### Written task
The entire listing is to be repeated verbatim.
# Start of Material for this task
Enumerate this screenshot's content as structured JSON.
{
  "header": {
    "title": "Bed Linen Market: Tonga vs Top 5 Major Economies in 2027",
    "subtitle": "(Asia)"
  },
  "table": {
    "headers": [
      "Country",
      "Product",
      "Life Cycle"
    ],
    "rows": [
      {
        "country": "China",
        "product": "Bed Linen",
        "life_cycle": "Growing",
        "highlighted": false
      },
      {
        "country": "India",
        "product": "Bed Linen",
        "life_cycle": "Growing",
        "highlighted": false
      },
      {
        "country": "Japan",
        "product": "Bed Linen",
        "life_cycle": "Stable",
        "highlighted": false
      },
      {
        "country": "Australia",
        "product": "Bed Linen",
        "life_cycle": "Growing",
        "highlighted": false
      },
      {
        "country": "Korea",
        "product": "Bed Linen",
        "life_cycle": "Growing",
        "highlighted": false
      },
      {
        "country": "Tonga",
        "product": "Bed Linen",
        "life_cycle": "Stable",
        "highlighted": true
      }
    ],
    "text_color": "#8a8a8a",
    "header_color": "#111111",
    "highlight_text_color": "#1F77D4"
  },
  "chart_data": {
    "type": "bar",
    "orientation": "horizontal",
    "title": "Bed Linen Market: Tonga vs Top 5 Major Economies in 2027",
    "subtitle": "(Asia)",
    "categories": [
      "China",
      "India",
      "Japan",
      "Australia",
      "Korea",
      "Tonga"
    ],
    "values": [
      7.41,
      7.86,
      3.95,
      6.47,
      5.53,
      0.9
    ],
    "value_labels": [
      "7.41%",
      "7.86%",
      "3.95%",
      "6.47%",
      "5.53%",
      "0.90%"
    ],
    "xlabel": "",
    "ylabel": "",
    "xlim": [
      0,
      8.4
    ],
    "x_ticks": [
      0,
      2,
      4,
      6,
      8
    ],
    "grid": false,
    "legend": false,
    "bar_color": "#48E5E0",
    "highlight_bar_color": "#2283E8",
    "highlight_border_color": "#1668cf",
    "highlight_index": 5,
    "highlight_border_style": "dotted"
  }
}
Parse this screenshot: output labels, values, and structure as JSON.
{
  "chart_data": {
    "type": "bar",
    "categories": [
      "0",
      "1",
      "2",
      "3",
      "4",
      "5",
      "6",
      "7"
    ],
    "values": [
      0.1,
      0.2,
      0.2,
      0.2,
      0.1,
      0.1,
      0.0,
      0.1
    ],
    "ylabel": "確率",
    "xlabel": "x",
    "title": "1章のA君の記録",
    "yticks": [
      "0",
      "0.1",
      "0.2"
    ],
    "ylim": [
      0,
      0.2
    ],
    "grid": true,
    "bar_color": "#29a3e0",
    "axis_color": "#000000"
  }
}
# End of Material for this task
### Result for this task
Enumerate this screenshot's content as structured JSON.
{
  "header": {
    "title": "Bed Linen Market: Tonga vs Top 5 Major Economies in 2027",
    "subtitle": "(Asia)"
  },
  "table": {
    "headers": [
      "Country",
      "Product",
      "Life Cycle"
    ],
    "rows": [
      {
        "country": "China",
        "product": "Bed Linen",
        "life_cycle": "Growing",
        "highlighted": false
      },
      {
        "country": "India",
        "product": "Bed Linen",
        "life_cycle": "Growing",
        "highlighted": false
      },
      {
        "country": "Japan",
        "product": "Bed Linen",
        "life_cycle": "Stable",
        "highlighted": false
      },
      {
        "country": "Australia",
        "product": "Bed Linen",
        "life_cycle": "Growing",
        "highlighted": false
      },
      {
        "country": "Korea",
        "product": "Bed Linen",
        "life_cycle": "Growing",
        "highlighted": false
      },
      {
        "country": "Tonga",
        "product": "Bed Linen",
        "life_cycle": "Stable",
        "highlighted": true
      }
    ],
    "text_color": "#8a8a8a",
    "header_color": "#111111",
    "highlight_text_color": "#1F77D4"
  },
  "chart_data": {
    "type": "bar",
    "orientation": "horizontal",
    "title": "Bed Linen Market: Tonga vs Top 5 Major Economies in 2027",
    "subtitle": "(Asia)",
    "categories": [
      "China",
      "India",
      "Japan",
      "Australia",
      "Korea",
      "Tonga"
    ],
    "values": [
      7.41,
      7.86,
      3.95,
      6.47,
      5.53,
      0.9
    ],
    "value_labels": [
      "7.41%",
      "7.86%",
      "3.95%",
      "6.47%",
      "5.53%",
      "0.90%"
    ],
    "xlabel": "",
    "ylabel": "",
    "xlim": [
      0,
      8.4
    ],
    "x_ticks": [
      0,
      2,
      4,
      6,
      8
    ],
    "grid": false,
    "legend": false,
    "bar_color": "#48E5E0",
    "highlight_bar_color": "#2283E8",
    "highlight_border_color": "#1668cf",
    "highlight_index": 5,
    "highlight_border_style": "dotted"
  }
}
Parse this screenshot: output labels, values, and structure as JSON.
{
  "chart_data": {
    "type": "bar",
    "categories": [
      "0",
      "1",
      "2",
      "3",
      "4",
      "5",
      "6",
      "7"
    ],
    "values": [
      0.1,
      0.2,
      0.2,
      0.2,
      0.1,
      0.1,
      0.0,
      0.1
    ],
    "ylabel": "確率",
    "xlabel": "x",
    "title": "1章のA君の記録",
    "yticks": [
      "0",
      "0.1",
      "0.2"
    ],
    "ylim": [
      0,
      0.2
    ],
    "grid": true,
    "bar_color": "#29a3e0",
    "axis_color": "#000000"
  }
}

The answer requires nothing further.